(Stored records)
━━━━━━━━
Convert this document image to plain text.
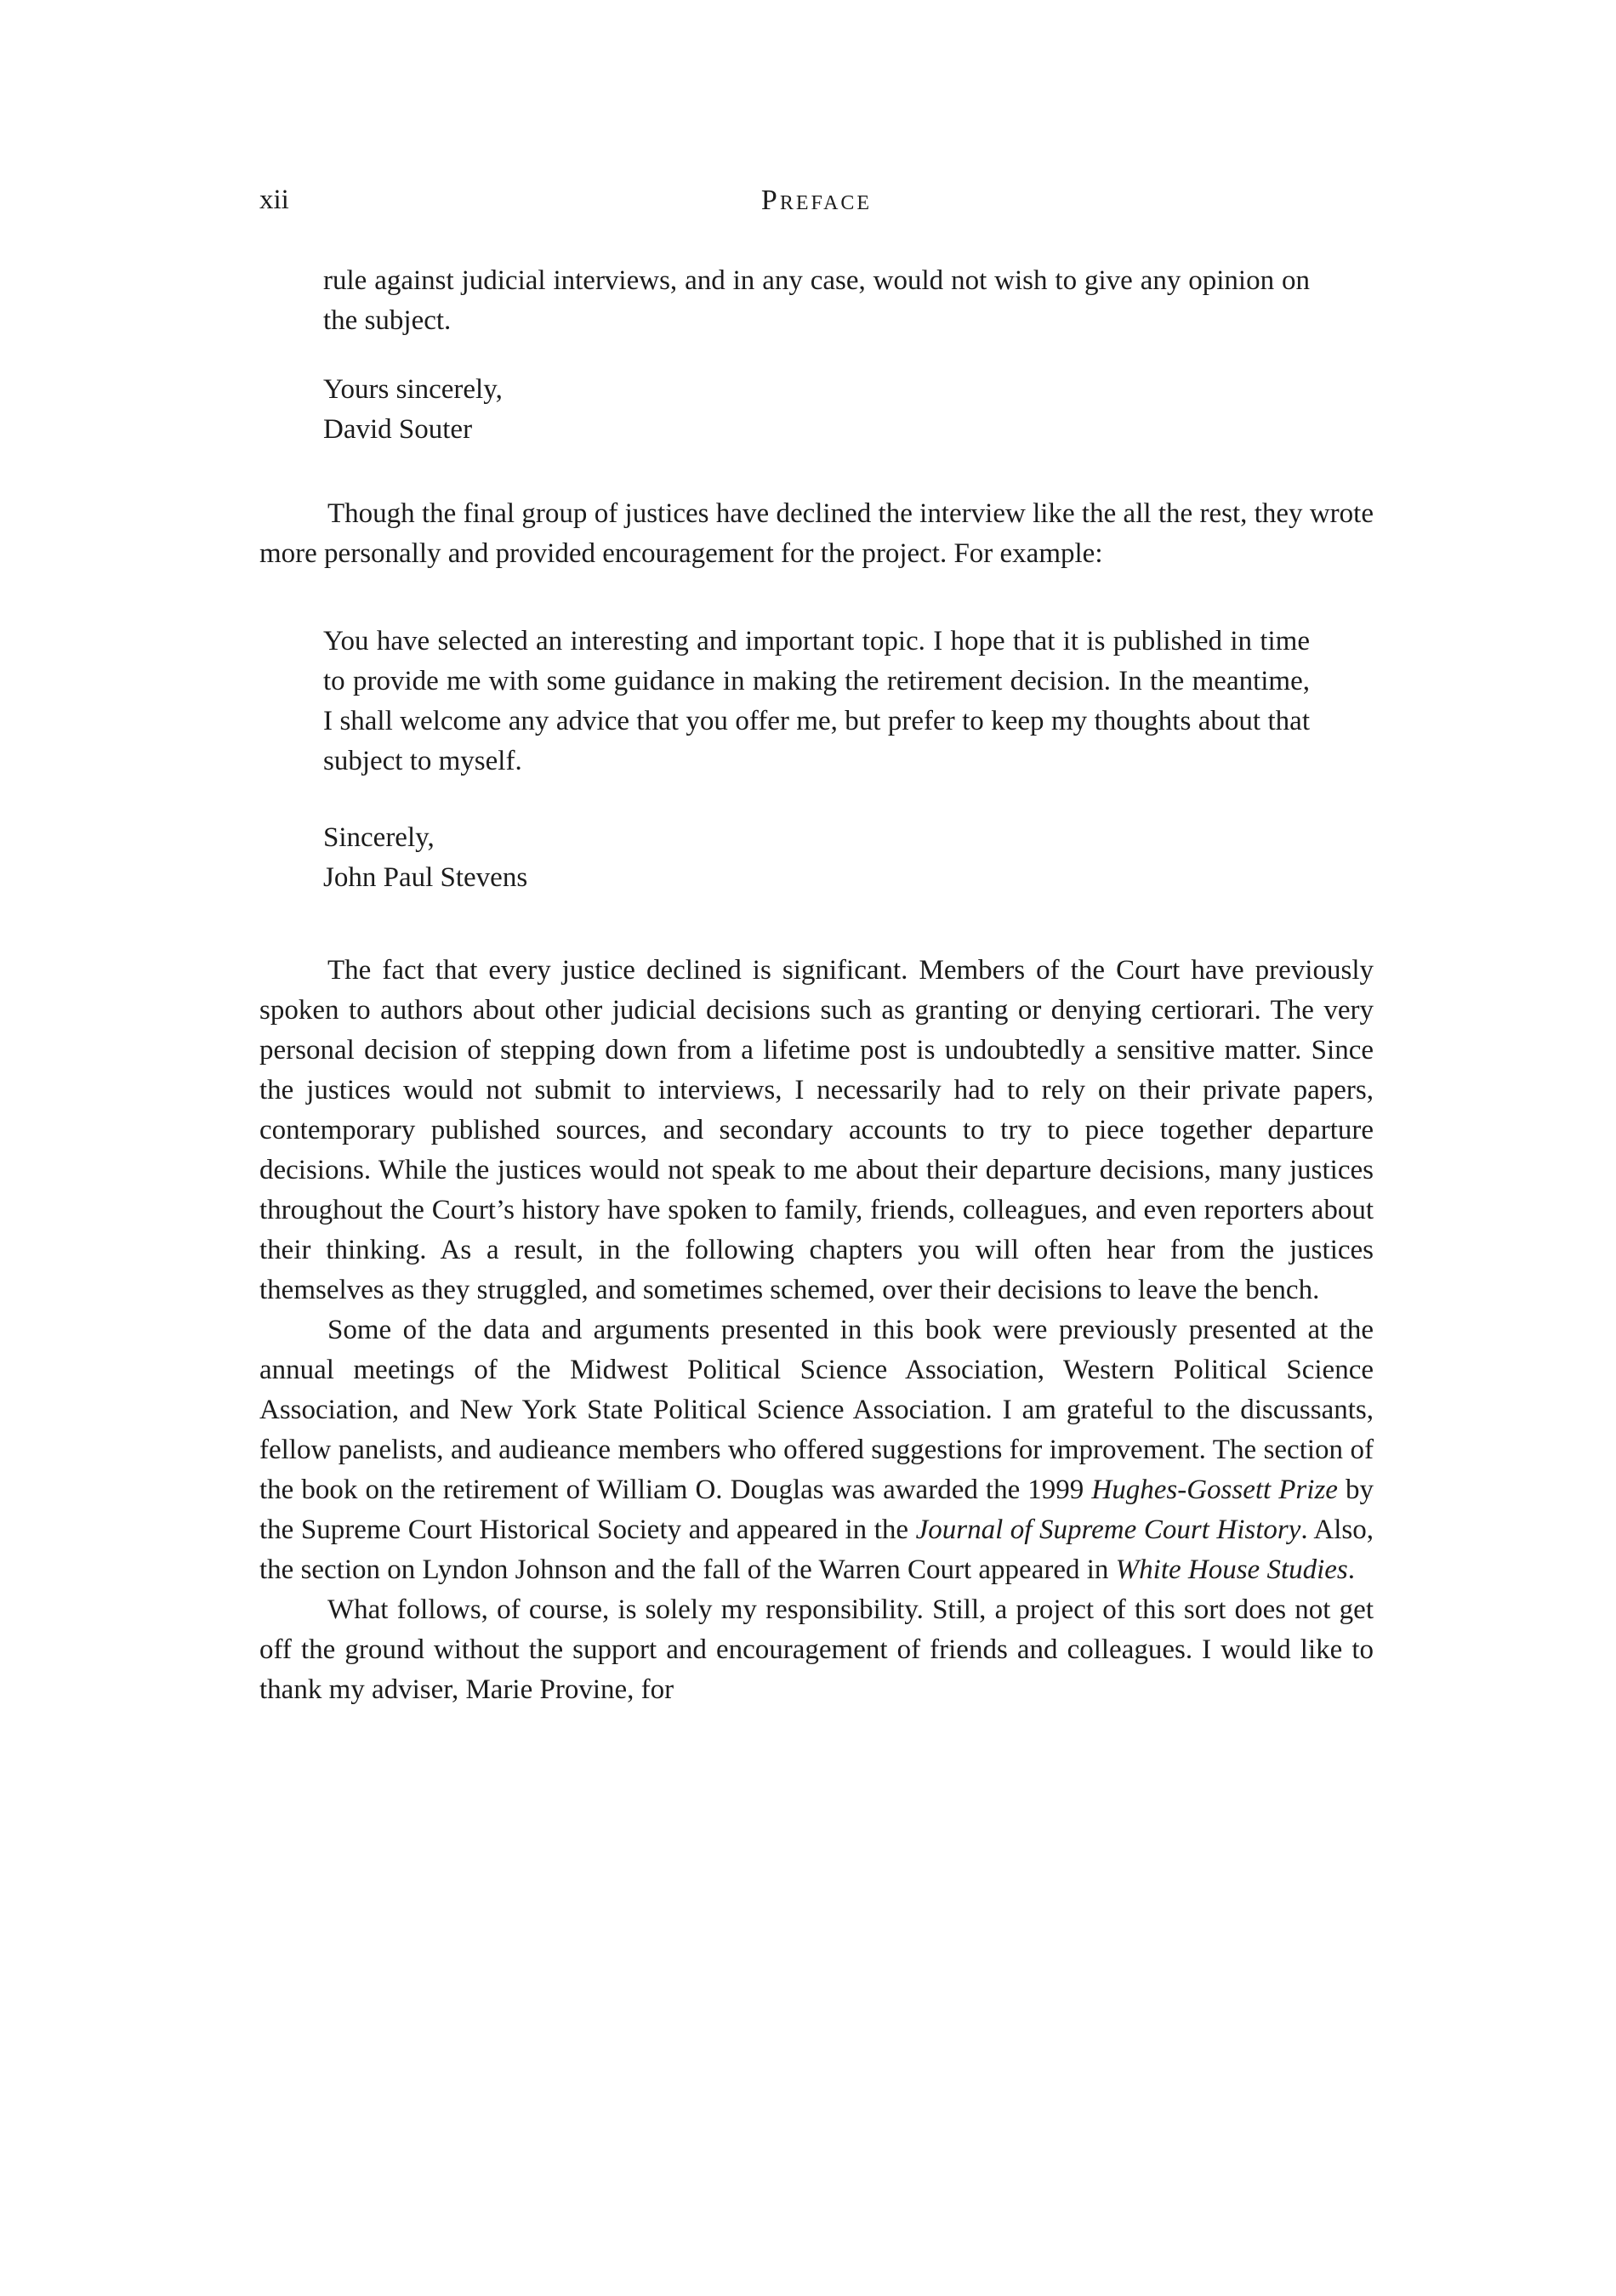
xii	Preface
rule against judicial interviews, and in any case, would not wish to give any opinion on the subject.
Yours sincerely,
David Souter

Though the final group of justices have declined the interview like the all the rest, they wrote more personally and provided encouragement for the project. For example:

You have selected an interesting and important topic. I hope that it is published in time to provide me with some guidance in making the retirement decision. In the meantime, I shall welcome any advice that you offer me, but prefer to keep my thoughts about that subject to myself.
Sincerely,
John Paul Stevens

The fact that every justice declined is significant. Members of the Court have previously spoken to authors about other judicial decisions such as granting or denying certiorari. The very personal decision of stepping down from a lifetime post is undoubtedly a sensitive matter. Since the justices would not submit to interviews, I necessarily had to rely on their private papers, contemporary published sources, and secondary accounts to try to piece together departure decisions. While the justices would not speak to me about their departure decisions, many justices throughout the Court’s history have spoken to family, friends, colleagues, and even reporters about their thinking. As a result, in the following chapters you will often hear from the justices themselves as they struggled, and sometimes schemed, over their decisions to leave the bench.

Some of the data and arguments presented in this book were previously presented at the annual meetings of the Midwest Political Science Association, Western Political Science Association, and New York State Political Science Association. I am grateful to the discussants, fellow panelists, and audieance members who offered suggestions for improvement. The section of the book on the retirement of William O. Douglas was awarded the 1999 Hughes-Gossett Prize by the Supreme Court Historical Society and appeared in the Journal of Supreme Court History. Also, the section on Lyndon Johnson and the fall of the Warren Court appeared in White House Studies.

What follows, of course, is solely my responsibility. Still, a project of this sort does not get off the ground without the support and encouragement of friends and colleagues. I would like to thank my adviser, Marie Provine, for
━━━━━━━━
= Given instruction =
Can you restate all the records above word for word while dropping the pictures?

= In response =
Convert this document image to plain text.
xii	Preface
rule against judicial interviews, and in any case, would not wish to give any opinion on the subject.
Yours sincerely,
David Souter

Though the final group of justices have declined the interview like the all the rest, they wrote more personally and provided encouragement for the project. For example:

You have selected an interesting and important topic. I hope that it is published in time to provide me with some guidance in making the retirement decision. In the meantime, I shall welcome any advice that you offer me, but prefer to keep my thoughts about that subject to myself.
Sincerely,
John Paul Stevens

The fact that every justice declined is significant. Members of the Court have previously spoken to authors about other judicial decisions such as granting or denying certiorari. The very personal decision of stepping down from a lifetime post is undoubtedly a sensitive matter. Since the justices would not submit to interviews, I necessarily had to rely on their private papers, contemporary published sources, and secondary accounts to try to piece together departure decisions. While the justices would not speak to me about their departure decisions, many justices throughout the Court’s history have spoken to family, friends, colleagues, and even reporters about their thinking. As a result, in the following chapters you will often hear from the justices themselves as they struggled, and sometimes schemed, over their decisions to leave the bench.

Some of the data and arguments presented in this book were previously presented at the annual meetings of the Midwest Political Science Association, Western Political Science Association, and New York State Political Science Association. I am grateful to the discussants, fellow panelists, and audieance members who offered suggestions for improvement. The section of the book on the retirement of William O. Douglas was awarded the 1999 Hughes-Gossett Prize by the Supreme Court Historical Society and appeared in the Journal of Supreme Court History. Also, the section on Lyndon Johnson and the fall of the Warren Court appeared in White House Studies.

What follows, of course, is solely my responsibility. Still, a project of this sort does not get off the ground without the support and encouragement of friends and colleagues. I would like to thank my adviser, Marie Provine, for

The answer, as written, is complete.